[Objective]: Pick out the lines below that include the string "panel".

[Input material]:
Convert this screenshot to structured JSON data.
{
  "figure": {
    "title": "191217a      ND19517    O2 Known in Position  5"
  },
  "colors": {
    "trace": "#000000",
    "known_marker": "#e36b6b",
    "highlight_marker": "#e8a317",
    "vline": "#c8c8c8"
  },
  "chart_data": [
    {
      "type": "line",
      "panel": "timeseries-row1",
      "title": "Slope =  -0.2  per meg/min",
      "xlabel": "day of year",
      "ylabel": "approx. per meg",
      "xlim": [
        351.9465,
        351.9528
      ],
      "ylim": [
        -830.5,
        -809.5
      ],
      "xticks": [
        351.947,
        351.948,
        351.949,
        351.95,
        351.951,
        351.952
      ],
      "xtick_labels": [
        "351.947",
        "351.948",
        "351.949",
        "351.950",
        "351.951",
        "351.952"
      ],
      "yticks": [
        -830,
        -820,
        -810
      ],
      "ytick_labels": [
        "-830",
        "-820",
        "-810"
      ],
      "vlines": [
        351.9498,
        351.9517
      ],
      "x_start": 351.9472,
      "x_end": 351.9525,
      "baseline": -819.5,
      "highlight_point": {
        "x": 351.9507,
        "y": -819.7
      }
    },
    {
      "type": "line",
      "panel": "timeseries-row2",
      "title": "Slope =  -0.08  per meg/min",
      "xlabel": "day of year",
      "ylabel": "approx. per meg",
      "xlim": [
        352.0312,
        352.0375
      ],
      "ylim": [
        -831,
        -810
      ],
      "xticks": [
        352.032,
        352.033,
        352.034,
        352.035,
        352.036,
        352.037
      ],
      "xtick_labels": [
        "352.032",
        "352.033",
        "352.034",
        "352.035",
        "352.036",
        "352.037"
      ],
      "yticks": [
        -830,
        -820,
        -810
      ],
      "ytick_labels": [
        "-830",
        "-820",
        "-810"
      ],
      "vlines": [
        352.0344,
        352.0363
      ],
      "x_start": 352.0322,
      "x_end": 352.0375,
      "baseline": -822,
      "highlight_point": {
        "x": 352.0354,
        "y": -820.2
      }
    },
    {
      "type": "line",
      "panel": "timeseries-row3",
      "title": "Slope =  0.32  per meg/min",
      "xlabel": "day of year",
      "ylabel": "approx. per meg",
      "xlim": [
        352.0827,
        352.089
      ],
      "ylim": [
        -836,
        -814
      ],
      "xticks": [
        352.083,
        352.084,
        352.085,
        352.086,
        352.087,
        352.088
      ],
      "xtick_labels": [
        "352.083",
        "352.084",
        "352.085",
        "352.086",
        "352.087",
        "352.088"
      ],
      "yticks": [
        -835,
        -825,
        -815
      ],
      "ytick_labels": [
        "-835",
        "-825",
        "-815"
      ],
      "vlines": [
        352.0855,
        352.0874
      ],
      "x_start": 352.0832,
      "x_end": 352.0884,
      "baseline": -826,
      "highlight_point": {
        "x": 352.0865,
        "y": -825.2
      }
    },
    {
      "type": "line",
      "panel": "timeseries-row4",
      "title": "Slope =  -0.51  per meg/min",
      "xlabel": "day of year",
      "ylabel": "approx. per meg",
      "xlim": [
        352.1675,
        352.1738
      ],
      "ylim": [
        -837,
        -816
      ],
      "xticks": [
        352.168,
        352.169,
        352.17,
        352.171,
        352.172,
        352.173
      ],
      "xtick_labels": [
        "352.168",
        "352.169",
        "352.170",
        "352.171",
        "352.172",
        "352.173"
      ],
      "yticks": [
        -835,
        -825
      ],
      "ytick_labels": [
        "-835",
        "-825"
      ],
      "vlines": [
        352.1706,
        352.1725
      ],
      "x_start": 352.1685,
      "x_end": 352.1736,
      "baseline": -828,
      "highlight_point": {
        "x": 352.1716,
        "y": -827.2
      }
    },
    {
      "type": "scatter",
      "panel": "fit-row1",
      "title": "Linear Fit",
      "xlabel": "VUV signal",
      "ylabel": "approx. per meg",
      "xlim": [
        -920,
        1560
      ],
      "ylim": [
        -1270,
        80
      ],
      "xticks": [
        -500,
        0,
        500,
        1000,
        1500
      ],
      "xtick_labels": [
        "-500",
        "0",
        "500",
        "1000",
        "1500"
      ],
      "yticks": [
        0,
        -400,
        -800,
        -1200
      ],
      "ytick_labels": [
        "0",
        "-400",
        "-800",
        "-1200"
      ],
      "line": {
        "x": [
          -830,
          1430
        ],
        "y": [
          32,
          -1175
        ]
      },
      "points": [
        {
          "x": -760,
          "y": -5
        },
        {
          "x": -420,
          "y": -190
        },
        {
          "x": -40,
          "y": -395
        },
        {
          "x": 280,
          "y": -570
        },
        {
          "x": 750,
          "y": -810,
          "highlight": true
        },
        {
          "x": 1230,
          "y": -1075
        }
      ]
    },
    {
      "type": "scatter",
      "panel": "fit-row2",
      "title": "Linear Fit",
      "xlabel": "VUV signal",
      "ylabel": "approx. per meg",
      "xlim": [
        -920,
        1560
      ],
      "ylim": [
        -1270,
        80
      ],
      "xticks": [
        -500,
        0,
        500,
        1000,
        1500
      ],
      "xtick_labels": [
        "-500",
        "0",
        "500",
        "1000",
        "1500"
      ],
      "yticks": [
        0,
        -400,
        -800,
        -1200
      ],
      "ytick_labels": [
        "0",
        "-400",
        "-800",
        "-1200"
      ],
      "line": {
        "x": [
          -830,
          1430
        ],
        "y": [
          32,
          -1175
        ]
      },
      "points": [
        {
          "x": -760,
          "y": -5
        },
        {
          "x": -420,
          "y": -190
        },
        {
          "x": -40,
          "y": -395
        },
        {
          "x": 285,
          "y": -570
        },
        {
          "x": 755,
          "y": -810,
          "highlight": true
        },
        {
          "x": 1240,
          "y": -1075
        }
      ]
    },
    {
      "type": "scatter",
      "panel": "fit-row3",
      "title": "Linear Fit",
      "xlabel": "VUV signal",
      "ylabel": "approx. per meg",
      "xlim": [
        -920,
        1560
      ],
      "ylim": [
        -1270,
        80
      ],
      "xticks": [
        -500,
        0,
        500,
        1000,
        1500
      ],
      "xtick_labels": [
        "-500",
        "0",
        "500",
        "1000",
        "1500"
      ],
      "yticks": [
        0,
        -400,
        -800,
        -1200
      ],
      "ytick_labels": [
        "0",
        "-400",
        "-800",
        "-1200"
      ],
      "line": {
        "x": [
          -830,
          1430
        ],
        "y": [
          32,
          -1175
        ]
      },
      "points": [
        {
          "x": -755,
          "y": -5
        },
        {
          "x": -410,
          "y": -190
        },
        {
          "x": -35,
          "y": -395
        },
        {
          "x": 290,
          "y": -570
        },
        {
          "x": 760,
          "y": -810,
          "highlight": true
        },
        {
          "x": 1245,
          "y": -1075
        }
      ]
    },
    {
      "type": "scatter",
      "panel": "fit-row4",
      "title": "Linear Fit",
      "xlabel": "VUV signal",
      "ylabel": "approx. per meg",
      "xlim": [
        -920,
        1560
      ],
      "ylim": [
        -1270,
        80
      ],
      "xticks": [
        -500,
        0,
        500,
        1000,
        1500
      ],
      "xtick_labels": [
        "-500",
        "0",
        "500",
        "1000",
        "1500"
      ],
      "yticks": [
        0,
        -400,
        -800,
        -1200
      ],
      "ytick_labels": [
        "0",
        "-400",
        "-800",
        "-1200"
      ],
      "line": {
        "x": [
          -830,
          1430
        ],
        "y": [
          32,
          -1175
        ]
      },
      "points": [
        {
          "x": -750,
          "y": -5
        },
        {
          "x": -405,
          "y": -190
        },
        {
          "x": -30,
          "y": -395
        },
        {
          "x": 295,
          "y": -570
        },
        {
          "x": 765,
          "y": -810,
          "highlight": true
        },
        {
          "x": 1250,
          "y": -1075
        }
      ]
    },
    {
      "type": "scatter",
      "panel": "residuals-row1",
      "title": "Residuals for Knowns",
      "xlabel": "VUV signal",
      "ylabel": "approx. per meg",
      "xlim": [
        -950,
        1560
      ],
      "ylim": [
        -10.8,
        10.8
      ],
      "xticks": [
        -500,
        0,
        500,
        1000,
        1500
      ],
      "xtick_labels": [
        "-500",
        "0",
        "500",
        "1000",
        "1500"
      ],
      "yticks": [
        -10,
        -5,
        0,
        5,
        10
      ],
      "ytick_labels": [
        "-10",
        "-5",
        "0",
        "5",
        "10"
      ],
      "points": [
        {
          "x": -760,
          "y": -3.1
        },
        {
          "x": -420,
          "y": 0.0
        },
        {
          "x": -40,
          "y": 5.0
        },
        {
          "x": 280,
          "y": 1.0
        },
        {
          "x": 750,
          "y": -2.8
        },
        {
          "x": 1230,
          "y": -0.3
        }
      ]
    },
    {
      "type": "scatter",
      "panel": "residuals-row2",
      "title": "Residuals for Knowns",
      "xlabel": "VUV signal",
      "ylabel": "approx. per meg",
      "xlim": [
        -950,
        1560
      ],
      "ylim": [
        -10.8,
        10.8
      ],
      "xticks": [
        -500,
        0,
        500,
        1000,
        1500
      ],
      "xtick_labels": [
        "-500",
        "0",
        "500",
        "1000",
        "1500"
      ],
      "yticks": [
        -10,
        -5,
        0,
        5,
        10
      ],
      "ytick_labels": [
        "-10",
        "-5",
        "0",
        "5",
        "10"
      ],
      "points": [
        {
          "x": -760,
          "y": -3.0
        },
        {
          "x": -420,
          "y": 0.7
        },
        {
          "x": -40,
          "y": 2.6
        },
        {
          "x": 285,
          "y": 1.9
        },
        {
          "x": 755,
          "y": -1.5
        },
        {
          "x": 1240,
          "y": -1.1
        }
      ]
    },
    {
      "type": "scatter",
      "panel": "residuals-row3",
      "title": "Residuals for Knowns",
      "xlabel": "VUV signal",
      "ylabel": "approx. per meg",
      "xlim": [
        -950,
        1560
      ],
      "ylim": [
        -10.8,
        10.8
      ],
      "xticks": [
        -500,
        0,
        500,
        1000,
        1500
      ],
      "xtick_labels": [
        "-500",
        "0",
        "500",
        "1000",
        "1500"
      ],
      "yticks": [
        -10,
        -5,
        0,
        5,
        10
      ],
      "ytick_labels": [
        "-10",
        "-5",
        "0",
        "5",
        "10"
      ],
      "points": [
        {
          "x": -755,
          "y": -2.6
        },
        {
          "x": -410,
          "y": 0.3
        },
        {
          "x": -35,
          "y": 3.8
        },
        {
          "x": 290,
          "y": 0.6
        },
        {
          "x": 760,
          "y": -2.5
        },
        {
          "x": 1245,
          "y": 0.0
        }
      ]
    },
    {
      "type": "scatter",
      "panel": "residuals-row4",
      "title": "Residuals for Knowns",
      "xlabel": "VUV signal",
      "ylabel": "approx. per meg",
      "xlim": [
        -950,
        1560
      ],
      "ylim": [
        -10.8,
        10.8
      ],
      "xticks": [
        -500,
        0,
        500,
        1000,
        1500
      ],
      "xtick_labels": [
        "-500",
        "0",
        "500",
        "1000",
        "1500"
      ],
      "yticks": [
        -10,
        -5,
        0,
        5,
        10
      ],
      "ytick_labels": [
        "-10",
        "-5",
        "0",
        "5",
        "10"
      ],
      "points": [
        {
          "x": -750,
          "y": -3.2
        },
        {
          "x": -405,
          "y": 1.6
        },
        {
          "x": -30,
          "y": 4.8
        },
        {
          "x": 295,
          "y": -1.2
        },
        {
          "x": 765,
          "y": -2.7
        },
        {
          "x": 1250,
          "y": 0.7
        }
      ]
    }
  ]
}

[Problem solution]:
      "panel": "timeseries-row1",
      "panel": "timeseries-row2",
      "panel": "timeseries-row3",
      "panel": "timeseries-row4",
      "panel": "fit-row1",
      "panel": "fit-row2",
      "panel": "fit-row3",
      "panel": "fit-row4",
      "panel": "residuals-row1",
      "panel": "residuals-row2",
      "panel": "residuals-row3",
      "panel": "residuals-row4",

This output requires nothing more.